— start INFORMATION SUPPLIED —
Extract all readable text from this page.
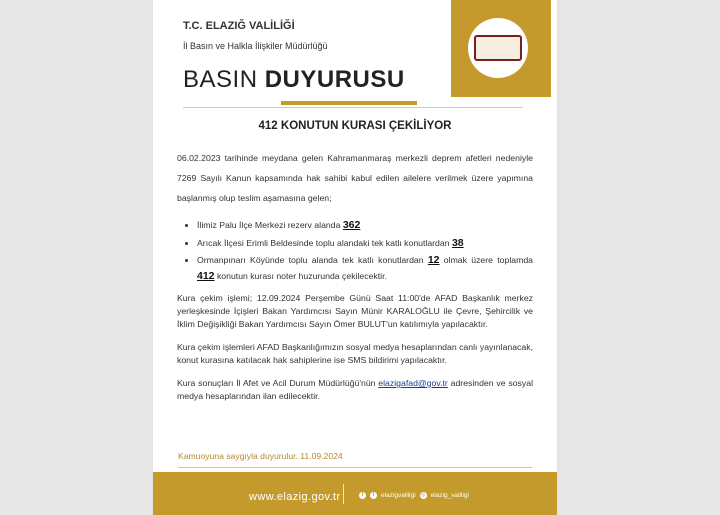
T.C. ELAZIĞ VALİLİĞİ
İl Basın ve Halkla İlişkiler Müdürlüğü
BASIN DUYURUSU
412 KONUTUN KURASI ÇEKİLİYOR

06.02.2023 tarihinde meydana gelen Kahramanmaraş merkezli deprem afetleri nedeniyle 7269 Sayılı Kanun kapsamında hak sahibi kabul edilen ailelere verilmek üzere yapımına başlanmış olup teslim aşamasına gelen;

• İlimiz Palu İlçe Merkezi rezerv alanda 362
• Arıcak İlçesi Erimli Beldesinde toplu alandaki tek katlı konutlardan 38
• Ormanpınarı Köyünde toplu alanda tek katlı konutlardan 12 olmak üzere toplamda 412 konutun kurası noter huzurunda çekilecektir.

Kura çekim işlemi; 12.09.2024 Perşembe Günü Saat 11:00'de AFAD Başkanlık merkez yerleşkesinde İçişleri Bakan Yardımcısı Sayın Münir KARALOĞLU ile Çevre, Şehircilik ve İklim Değişikliği Bakan Yardımcısı Sayın Ömer BULUT'un katılımıyla yapılacaktır.

Kura çekim işlemleri AFAD Başkanlığımızın sosyal medya hesaplarından canlı yayınlanacak, konut kurasına katılacak hak sahiplerine ise SMS bildirimi yapılacaktır.

Kura sonuçları İl Afet ve Acil Durum Müdürlüğü'nün elazigafad@gov.tr adresinden ve sosyal medya hesaplarından ilan edilecektir.

Kamuoyuna saygıyla duyurulur. 11.09.2024
www.elazig.gov.tr	f	t	elazigvaliligi ◎ elazig_valiligi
— end INFORMATION SUPPLIED —
**REQUIRED TASK**. Go through the records and copy each line with "üzere" in it.

**COMPLETE OUTPUT**.
06.02.2023 tarihinde meydana gelen Kahramanmaraş merkezli deprem afetleri nedeniyle 7269 Sayılı Kanun kapsamında hak sahibi kabul edilen ailelere verilmek üzere yapımına başlanmış olup teslim aşamasına gelen;
• Ormanpınarı Köyünde toplu alanda tek katlı konutlardan 12 olmak üzere toplamda 412 konutun kurası noter huzurunda çekilecektir.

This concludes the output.